- _WHAT IS ASKED_
State only how many lines contain the string "drug".

- _GIVEN RECORDS_
□ □ □ □ □ □ □

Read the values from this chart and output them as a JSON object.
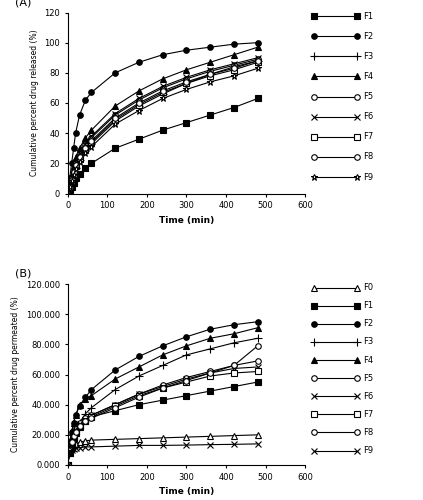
{
  "panel_A": {
    "xlabel": "Time (min)",
    "ylabel": "Cumulative percent drug released (%)",
    "xlim": [
      0,
      600
    ],
    "ylim": [
      0,
      120
    ],
    "xticks": [
      0,
      100,
      200,
      300,
      400,
      500,
      600
    ],
    "yticks": [
      0,
      20,
      40,
      60,
      80,
      100,
      120
    ],
    "series": {
      "F1": {
        "x": [
          0,
          5,
          10,
          15,
          20,
          30,
          45,
          60,
          120,
          180,
          240,
          300,
          360,
          420,
          480
        ],
        "y": [
          0,
          2,
          4,
          7,
          10,
          13,
          17,
          20,
          30,
          36,
          42,
          47,
          52,
          57,
          63
        ],
        "marker": "s",
        "filled": true
      },
      "F2": {
        "x": [
          0,
          5,
          10,
          15,
          20,
          30,
          45,
          60,
          120,
          180,
          240,
          300,
          360,
          420,
          480
        ],
        "y": [
          0,
          10,
          20,
          30,
          40,
          52,
          62,
          67,
          80,
          87,
          92,
          95,
          97,
          99,
          100
        ],
        "marker": "o",
        "filled": true
      },
      "F3": {
        "x": [
          0,
          5,
          10,
          15,
          20,
          30,
          45,
          60,
          120,
          180,
          240,
          300,
          360,
          420,
          480
        ],
        "y": [
          0,
          4,
          8,
          13,
          17,
          22,
          28,
          33,
          48,
          58,
          66,
          73,
          79,
          84,
          88
        ],
        "marker": "+",
        "filled": false
      },
      "F4": {
        "x": [
          0,
          5,
          10,
          15,
          20,
          30,
          45,
          60,
          120,
          180,
          240,
          300,
          360,
          420,
          480
        ],
        "y": [
          0,
          6,
          12,
          18,
          24,
          30,
          37,
          42,
          58,
          68,
          76,
          82,
          87,
          92,
          97
        ],
        "marker": "^",
        "filled": true
      },
      "F5": {
        "x": [
          0,
          5,
          10,
          15,
          20,
          30,
          45,
          60,
          120,
          180,
          240,
          300,
          360,
          420,
          480
        ],
        "y": [
          0,
          5,
          10,
          15,
          20,
          26,
          32,
          37,
          52,
          62,
          70,
          76,
          81,
          85,
          89
        ],
        "marker": "o",
        "filled": false
      },
      "F6": {
        "x": [
          0,
          5,
          10,
          15,
          20,
          30,
          45,
          60,
          120,
          180,
          240,
          300,
          360,
          420,
          480
        ],
        "y": [
          0,
          5,
          10,
          15,
          21,
          27,
          33,
          38,
          53,
          63,
          71,
          77,
          82,
          86,
          90
        ],
        "marker": "x",
        "filled": false
      },
      "F7": {
        "x": [
          0,
          5,
          10,
          15,
          20,
          30,
          45,
          60,
          120,
          180,
          240,
          300,
          360,
          420,
          480
        ],
        "y": [
          0,
          4,
          8,
          13,
          18,
          23,
          29,
          34,
          49,
          59,
          67,
          73,
          78,
          82,
          87
        ],
        "marker": "s",
        "filled": false
      },
      "F8": {
        "x": [
          0,
          5,
          10,
          15,
          20,
          30,
          45,
          60,
          120,
          180,
          240,
          300,
          360,
          420,
          480
        ],
        "y": [
          0,
          4,
          9,
          14,
          19,
          24,
          30,
          35,
          50,
          60,
          68,
          74,
          79,
          83,
          88
        ],
        "marker": "o",
        "filled": false
      },
      "F9": {
        "x": [
          0,
          5,
          10,
          15,
          20,
          30,
          45,
          60,
          120,
          180,
          240,
          300,
          360,
          420,
          480
        ],
        "y": [
          0,
          4,
          8,
          12,
          16,
          21,
          27,
          31,
          46,
          55,
          63,
          69,
          74,
          78,
          83
        ],
        "marker": "*",
        "filled": false
      }
    },
    "legend": [
      {
        "label": "F1",
        "marker": "s",
        "filled": true
      },
      {
        "label": "F2",
        "marker": "o",
        "filled": true
      },
      {
        "label": "F3",
        "marker": "+",
        "filled": false
      },
      {
        "label": "F4",
        "marker": "^",
        "filled": true
      },
      {
        "label": "F5",
        "marker": "o",
        "filled": false
      },
      {
        "label": "F6",
        "marker": "x",
        "filled": false
      },
      {
        "label": "F7",
        "marker": "s",
        "filled": false
      },
      {
        "label": "F8",
        "marker": "o",
        "filled": false
      },
      {
        "label": "F9",
        "marker": "*",
        "filled": false
      }
    ]
  },
  "panel_B": {
    "xlabel": "Time (min)",
    "ylabel": "Cumulative percent drug permeated (%)",
    "xlim": [
      0,
      600
    ],
    "ylim": [
      0,
      120
    ],
    "xticks": [
      0,
      100,
      200,
      300,
      400,
      500,
      600
    ],
    "yticks": [
      0,
      20,
      40,
      60,
      80,
      100,
      120
    ],
    "ytick_labels": [
      "0.000",
      "20.000",
      "40.000",
      "60.000",
      "80.000",
      "100.000",
      "120.000"
    ],
    "series": {
      "F0": {
        "x": [
          0,
          5,
          10,
          15,
          20,
          30,
          45,
          60,
          120,
          180,
          240,
          300,
          360,
          420,
          480
        ],
        "y": [
          0,
          8,
          11,
          13,
          14,
          15,
          16,
          16.5,
          17,
          17.5,
          18,
          18.5,
          19,
          19.5,
          20
        ],
        "marker": "^",
        "filled": false
      },
      "F1": {
        "x": [
          0,
          5,
          10,
          15,
          20,
          30,
          45,
          60,
          120,
          180,
          240,
          300,
          360,
          420,
          480
        ],
        "y": [
          0,
          8,
          14,
          18,
          21,
          25,
          29,
          32,
          36,
          40,
          43,
          46,
          49,
          52,
          55
        ],
        "marker": "s",
        "filled": true
      },
      "F2": {
        "x": [
          0,
          5,
          10,
          15,
          20,
          30,
          45,
          60,
          120,
          180,
          240,
          300,
          360,
          420,
          480
        ],
        "y": [
          0,
          13,
          22,
          28,
          33,
          39,
          45,
          50,
          63,
          72,
          79,
          85,
          90,
          93,
          95
        ],
        "marker": "o",
        "filled": true
      },
      "F3": {
        "x": [
          0,
          5,
          10,
          15,
          20,
          30,
          45,
          60,
          120,
          180,
          240,
          300,
          360,
          420,
          480
        ],
        "y": [
          0,
          9,
          15,
          19,
          23,
          28,
          34,
          38,
          50,
          59,
          66,
          73,
          77,
          81,
          84
        ],
        "marker": "+",
        "filled": false
      },
      "F4": {
        "x": [
          0,
          5,
          10,
          15,
          20,
          30,
          45,
          60,
          120,
          180,
          240,
          300,
          360,
          420,
          480
        ],
        "y": [
          0,
          14,
          22,
          28,
          33,
          40,
          44,
          46,
          57,
          65,
          73,
          79,
          84,
          87,
          91
        ],
        "marker": "^",
        "filled": true
      },
      "F5": {
        "x": [
          0,
          5,
          10,
          15,
          20,
          30,
          45,
          60,
          120,
          180,
          240,
          300,
          360,
          420,
          480
        ],
        "y": [
          0,
          10,
          16,
          20,
          24,
          28,
          31,
          33,
          40,
          47,
          53,
          58,
          62,
          66,
          69
        ],
        "marker": "o",
        "filled": false
      },
      "F6": {
        "x": [
          0,
          5,
          10,
          15,
          20,
          30,
          45,
          60,
          120,
          180,
          240,
          300,
          360,
          420,
          480
        ],
        "y": [
          0,
          10,
          16,
          20,
          23,
          27,
          30,
          33,
          40,
          47,
          52,
          57,
          61,
          64,
          65
        ],
        "marker": "x",
        "filled": false
      },
      "F7": {
        "x": [
          0,
          5,
          10,
          15,
          20,
          30,
          45,
          60,
          120,
          180,
          240,
          300,
          360,
          420,
          480
        ],
        "y": [
          0,
          10,
          15,
          19,
          22,
          26,
          29,
          32,
          39,
          46,
          51,
          55,
          59,
          61,
          62
        ],
        "marker": "s",
        "filled": false
      },
      "F8": {
        "x": [
          0,
          5,
          10,
          15,
          20,
          30,
          45,
          60,
          120,
          180,
          240,
          300,
          360,
          420,
          480
        ],
        "y": [
          0,
          10,
          15,
          19,
          22,
          26,
          29,
          31,
          38,
          45,
          51,
          56,
          61,
          66,
          79
        ],
        "marker": "o",
        "filled": false
      },
      "F9": {
        "x": [
          0,
          5,
          10,
          15,
          20,
          30,
          45,
          60,
          120,
          180,
          240,
          300,
          360,
          420,
          480
        ],
        "y": [
          0,
          9,
          10,
          10.5,
          11,
          11.5,
          12,
          12,
          12.5,
          13,
          13,
          13.2,
          13.5,
          13.7,
          14
        ],
        "marker": "x",
        "filled": false
      }
    },
    "legend": [
      {
        "label": "F0",
        "marker": "^",
        "filled": false
      },
      {
        "label": "F1",
        "marker": "s",
        "filled": true
      },
      {
        "label": "F2",
        "marker": "o",
        "filled": true
      },
      {
        "label": "F3",
        "marker": "+",
        "filled": false
      },
      {
        "label": "F4",
        "marker": "^",
        "filled": true
      },
      {
        "label": "F5",
        "marker": "o",
        "filled": false
      },
      {
        "label": "F6",
        "marker": "x",
        "filled": false
      },
      {
        "label": "F7",
        "marker": "s",
        "filled": false
      },
      {
        "label": "F8",
        "marker": "o",
        "filled": false
      },
      {
        "label": "F9",
        "marker": "x",
        "filled": false
      }
    ]
  }
}
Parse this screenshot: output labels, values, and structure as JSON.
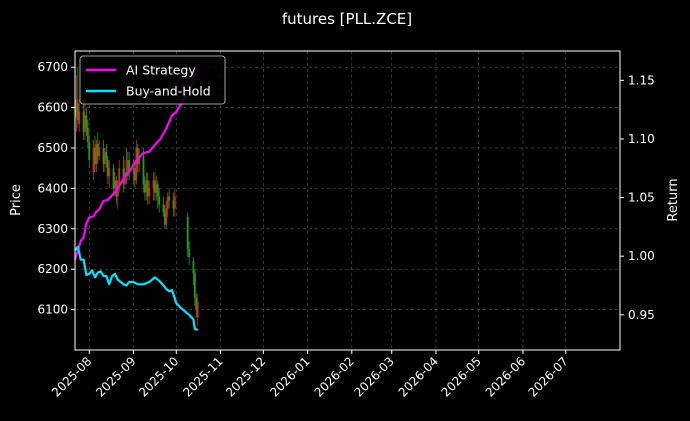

□ □ □ □ □ □ □

- _ANSWER TO THE EXERCISE_
2